### Input records:

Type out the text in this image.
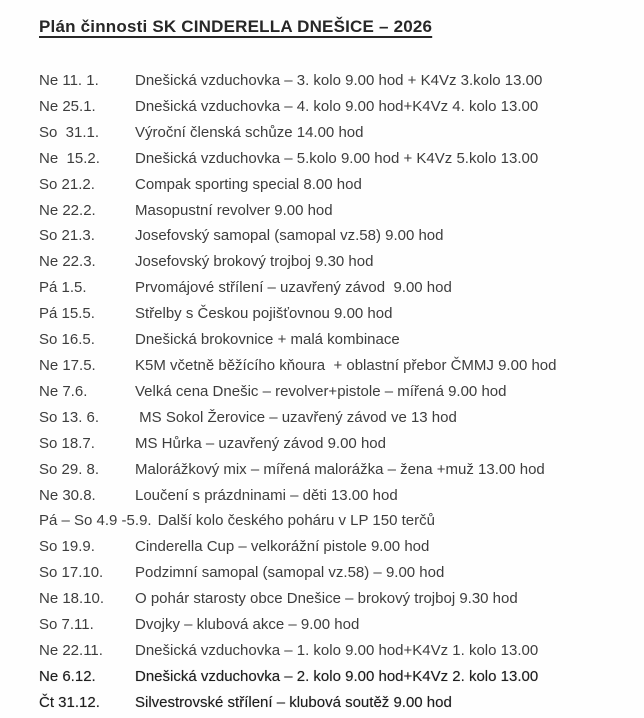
Plán činnosti SK CINDERELLA DNEŠICE – 2026
Ne 11. 1.	Dnešická vzduchovka – 3. kolo 9.00 hod + K4Vz 3.kolo 13.00
Ne 25.1.	Dnešická vzduchovka – 4. kolo 9.00 hod+K4Vz 4. kolo 13.00
So  31.1.	Výroční členská schůze 14.00 hod
Ne  15.2.	Dnešická vzduchovka – 5.kolo 9.00 hod + K4Vz 5.kolo 13.00
So 21.2.	Compak sporting special 8.00 hod
Ne 22.2.	Masopustní revolver 9.00 hod
So 21.3.	Josefovský samopal (samopal vz.58) 9.00 hod
Ne 22.3.	Josefovský brokový trojboj 9.30 hod
Pá 1.5.	Prvomájové střílení – uzavřený závod  9.00 hod
Pá 15.5.	Střelby s Českou pojišťovnou 9.00 hod
So 16.5.	Dnešická brokovnice + malá kombinace
Ne 17.5.	K5M včetně běžícího kňoura  + oblastní přebor ČMMJ 9.00 hod
Ne 7.6.	Velká cena Dnešic – revolver+pistole – mířená 9.00 hod
So 13. 6.	MS Sokol Žerovice – uzavřený závod ve 13 hod
So 18.7.	MS Hůrka – uzavřený závod 9.00 hod
So 29. 8.	Malorážkový mix – mířená malorážka – žena +muž 13.00 hod
Ne 30.8.	Loučení s prázdninami – děti 13.00 hod
Pá – So 4.9 -5.9. Další kolo českého poháru v LP 150 terčů
So 19.9.	Cinderella Cup – velkorážní pistole 9.00 hod
So 17.10.	Podzimní samopal (samopal vz.58) – 9.00 hod
Ne 18.10.	O pohár starosty obce Dnešice – brokový trojboj 9.30 hod
So 7.11.	Dvojky – klubová akce – 9.00 hod
Ne 22.11.	Dnešická vzduchovka – 1. kolo 9.00 hod+K4Vz 1. kolo 13.00
Ne 6.12.	Dnešická vzduchovka – 2. kolo 9.00 hod+K4Vz 2. kolo 13.00
Čt 31.12.	Silvestrovské střílení – klubová soutěž 9.00 hod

### Set exercise:
Find the string "Dnešická" in the listing and return every line that holds it.

### Problem solution:
Ne 11. 1.	Dnešická vzduchovka – 3. kolo 9.00 hod + K4Vz 3.kolo 13.00
Ne 25.1.	Dnešická vzduchovka – 4. kolo 9.00 hod+K4Vz 4. kolo 13.00
Ne  15.2.	Dnešická vzduchovka – 5.kolo 9.00 hod + K4Vz 5.kolo 13.00
So 16.5.	Dnešická brokovnice + malá kombinace
Ne 22.11.	Dnešická vzduchovka – 1. kolo 9.00 hod+K4Vz 1. kolo 13.00
Ne 6.12.	Dnešická vzduchovka – 2. kolo 9.00 hod+K4Vz 2. kolo 13.00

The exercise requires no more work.